Stored data

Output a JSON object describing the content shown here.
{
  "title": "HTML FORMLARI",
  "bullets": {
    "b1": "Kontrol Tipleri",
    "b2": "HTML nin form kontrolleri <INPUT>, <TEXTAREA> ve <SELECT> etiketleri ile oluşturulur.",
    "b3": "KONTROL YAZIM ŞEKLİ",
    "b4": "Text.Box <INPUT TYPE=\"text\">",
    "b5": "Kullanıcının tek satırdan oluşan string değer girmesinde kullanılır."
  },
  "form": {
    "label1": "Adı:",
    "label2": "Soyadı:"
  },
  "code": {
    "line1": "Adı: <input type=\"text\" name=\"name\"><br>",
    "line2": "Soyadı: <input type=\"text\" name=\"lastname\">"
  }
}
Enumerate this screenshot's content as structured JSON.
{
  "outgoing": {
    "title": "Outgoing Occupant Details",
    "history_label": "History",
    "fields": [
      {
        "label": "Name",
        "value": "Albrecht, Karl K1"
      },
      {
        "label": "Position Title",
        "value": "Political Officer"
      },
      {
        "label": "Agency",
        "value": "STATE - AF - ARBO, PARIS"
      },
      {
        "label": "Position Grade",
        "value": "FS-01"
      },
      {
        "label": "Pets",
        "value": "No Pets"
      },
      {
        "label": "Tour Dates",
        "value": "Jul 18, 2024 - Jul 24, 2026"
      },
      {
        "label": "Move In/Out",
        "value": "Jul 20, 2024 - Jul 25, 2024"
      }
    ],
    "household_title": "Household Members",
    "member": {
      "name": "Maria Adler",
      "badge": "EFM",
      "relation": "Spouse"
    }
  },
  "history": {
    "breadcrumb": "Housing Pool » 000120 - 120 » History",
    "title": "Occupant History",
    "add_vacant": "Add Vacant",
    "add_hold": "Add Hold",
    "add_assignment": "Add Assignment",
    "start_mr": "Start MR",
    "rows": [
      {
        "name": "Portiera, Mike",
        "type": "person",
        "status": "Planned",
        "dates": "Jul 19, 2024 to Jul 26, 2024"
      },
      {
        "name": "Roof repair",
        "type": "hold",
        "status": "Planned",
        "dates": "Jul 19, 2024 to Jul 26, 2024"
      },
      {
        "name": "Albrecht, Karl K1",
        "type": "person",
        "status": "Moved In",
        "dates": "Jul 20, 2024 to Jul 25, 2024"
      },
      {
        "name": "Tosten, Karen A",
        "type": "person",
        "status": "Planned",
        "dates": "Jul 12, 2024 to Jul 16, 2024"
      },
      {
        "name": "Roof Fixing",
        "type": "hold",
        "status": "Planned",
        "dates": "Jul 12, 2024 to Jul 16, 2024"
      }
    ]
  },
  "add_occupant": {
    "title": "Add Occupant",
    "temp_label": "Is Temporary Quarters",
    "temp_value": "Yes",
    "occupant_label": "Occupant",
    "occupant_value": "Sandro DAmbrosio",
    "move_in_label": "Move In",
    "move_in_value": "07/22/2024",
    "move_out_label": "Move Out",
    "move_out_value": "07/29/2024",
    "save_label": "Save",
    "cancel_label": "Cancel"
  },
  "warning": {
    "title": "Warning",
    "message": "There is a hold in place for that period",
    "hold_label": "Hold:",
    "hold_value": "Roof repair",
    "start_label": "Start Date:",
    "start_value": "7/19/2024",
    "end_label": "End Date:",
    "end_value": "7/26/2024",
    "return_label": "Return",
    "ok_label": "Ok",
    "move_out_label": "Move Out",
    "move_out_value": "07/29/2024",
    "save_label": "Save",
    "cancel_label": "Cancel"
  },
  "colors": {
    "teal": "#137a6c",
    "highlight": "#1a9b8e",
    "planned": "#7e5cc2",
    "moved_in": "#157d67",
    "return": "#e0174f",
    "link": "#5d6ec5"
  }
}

■ What is needed
Reproduce each record exactly as it appears.

■ In response
Output a JSON object describing the content shown here.
{
  "title": "HTML FORMLARI",
  "bullets": {
    "b1": "Kontrol Tipleri",
    "b2": "HTML nin form kontrolleri <INPUT>, <TEXTAREA> ve <SELECT> etiketleri ile oluşturulur.",
    "b3": "KONTROL YAZIM ŞEKLİ",
    "b4": "Text.Box <INPUT TYPE=\"text\">",
    "b5": "Kullanıcının tek satırdan oluşan string değer girmesinde kullanılır."
  },
  "form": {
    "label1": "Adı:",
    "label2": "Soyadı:"
  },
  "code": {
    "line1": "Adı: <input type=\"text\" name=\"name\"><br>",
    "line2": "Soyadı: <input type=\"text\" name=\"lastname\">"
  }
}
Enumerate this screenshot's content as structured JSON.
{
  "outgoing": {
    "title": "Outgoing Occupant Details",
    "history_label": "History",
    "fields": [
      {
        "label": "Name",
        "value": "Albrecht, Karl K1"
      },
      {
        "label": "Position Title",
        "value": "Political Officer"
      },
      {
        "label": "Agency",
        "value": "STATE - AF - ARBO, PARIS"
      },
      {
        "label": "Position Grade",
        "value": "FS-01"
      },
      {
        "label": "Pets",
        "value": "No Pets"
      },
      {
        "label": "Tour Dates",
        "value": "Jul 18, 2024 - Jul 24, 2026"
      },
      {
        "label": "Move In/Out",
        "value": "Jul 20, 2024 - Jul 25, 2024"
      }
    ],
    "household_title": "Household Members",
    "member": {
      "name": "Maria Adler",
      "badge": "EFM",
      "relation": "Spouse"
    }
  },
  "history": {
    "breadcrumb": "Housing Pool » 000120 - 120 » History",
    "title": "Occupant History",
    "add_vacant": "Add Vacant",
    "add_hold": "Add Hold",
    "add_assignment": "Add Assignment",
    "start_mr": "Start MR",
    "rows": [
      {
        "name": "Portiera, Mike",
        "type": "person",
        "status": "Planned",
        "dates": "Jul 19, 2024 to Jul 26, 2024"
      },
      {
        "name": "Roof repair",
        "type": "hold",
        "status": "Planned",
        "dates": "Jul 19, 2024 to Jul 26, 2024"
      },
      {
        "name": "Albrecht, Karl K1",
        "type": "person",
        "status": "Moved In",
        "dates": "Jul 20, 2024 to Jul 25, 2024"
      },
      {
        "name": "Tosten, Karen A",
        "type": "person",
        "status": "Planned",
        "dates": "Jul 12, 2024 to Jul 16, 2024"
      },
      {
        "name": "Roof Fixing",
        "type": "hold",
        "status": "Planned",
        "dates": "Jul 12, 2024 to Jul 16, 2024"
      }
    ]
  },
  "add_occupant": {
    "title": "Add Occupant",
    "temp_label": "Is Temporary Quarters",
    "temp_value": "Yes",
    "occupant_label": "Occupant",
    "occupant_value": "Sandro DAmbrosio",
    "move_in_label": "Move In",
    "move_in_value": "07/22/2024",
    "move_out_label": "Move Out",
    "move_out_value": "07/29/2024",
    "save_label": "Save",
    "cancel_label": "Cancel"
  },
  "warning": {
    "title": "Warning",
    "message": "There is a hold in place for that period",
    "hold_label": "Hold:",
    "hold_value": "Roof repair",
    "start_label": "Start Date:",
    "start_value": "7/19/2024",
    "end_label": "End Date:",
    "end_value": "7/26/2024",
    "return_label": "Return",
    "ok_label": "Ok",
    "move_out_label": "Move Out",
    "move_out_value": "07/29/2024",
    "save_label": "Save",
    "cancel_label": "Cancel"
  },
  "colors": {
    "teal": "#137a6c",
    "highlight": "#1a9b8e",
    "planned": "#7e5cc2",
    "moved_in": "#157d67",
    "return": "#e0174f",
    "link": "#5d6ec5"
  }
}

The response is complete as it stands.